Required work: Transcribe all the records with complete accuracy.

Extracts from a graphics dataset
★ ★ ★
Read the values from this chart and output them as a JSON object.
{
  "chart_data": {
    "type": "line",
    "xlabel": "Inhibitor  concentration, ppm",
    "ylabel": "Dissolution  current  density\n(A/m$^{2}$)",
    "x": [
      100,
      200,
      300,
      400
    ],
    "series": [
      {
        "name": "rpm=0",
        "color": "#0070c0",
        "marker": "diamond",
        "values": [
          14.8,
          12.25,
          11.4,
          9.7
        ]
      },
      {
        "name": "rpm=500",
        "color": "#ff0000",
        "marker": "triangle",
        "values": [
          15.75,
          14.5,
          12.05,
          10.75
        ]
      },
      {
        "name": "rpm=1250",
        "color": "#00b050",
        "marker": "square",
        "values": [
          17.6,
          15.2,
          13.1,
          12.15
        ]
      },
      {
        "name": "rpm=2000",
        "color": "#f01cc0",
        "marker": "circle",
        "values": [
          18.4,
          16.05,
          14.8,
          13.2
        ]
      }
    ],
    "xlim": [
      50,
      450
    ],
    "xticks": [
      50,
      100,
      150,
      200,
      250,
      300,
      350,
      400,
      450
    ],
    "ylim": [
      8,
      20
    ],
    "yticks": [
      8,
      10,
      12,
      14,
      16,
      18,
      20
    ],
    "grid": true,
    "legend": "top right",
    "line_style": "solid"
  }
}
★ ★ ★
Result for this exercise:
Read the values from this chart and output them as a JSON object.
{
  "chart_data": {
    "type": "line",
    "xlabel": "Inhibitor  concentration, ppm",
    "ylabel": "Dissolution  current  density\n(A/m$^{2}$)",
    "x": [
      100,
      200,
      300,
      400
    ],
    "series": [
      {
        "name": "rpm=0",
        "color": "#0070c0",
        "marker": "diamond",
        "values": [
          14.8,
          12.25,
          11.4,
          9.7
        ]
      },
      {
        "name": "rpm=500",
        "color": "#ff0000",
        "marker": "triangle",
        "values": [
          15.75,
          14.5,
          12.05,
          10.75
        ]
      },
      {
        "name": "rpm=1250",
        "color": "#00b050",
        "marker": "square",
        "values": [
          17.6,
          15.2,
          13.1,
          12.15
        ]
      },
      {
        "name": "rpm=2000",
        "color": "#f01cc0",
        "marker": "circle",
        "values": [
          18.4,
          16.05,
          14.8,
          13.2
        ]
      }
    ],
    "xlim": [
      50,
      450
    ],
    "xticks": [
      50,
      100,
      150,
      200,
      250,
      300,
      350,
      400,
      450
    ],
    "ylim": [
      8,
      20
    ],
    "yticks": [
      8,
      10,
      12,
      14,
      16,
      18,
      20
    ],
    "grid": true,
    "legend": "top right",
    "line_style": "solid"
  }
}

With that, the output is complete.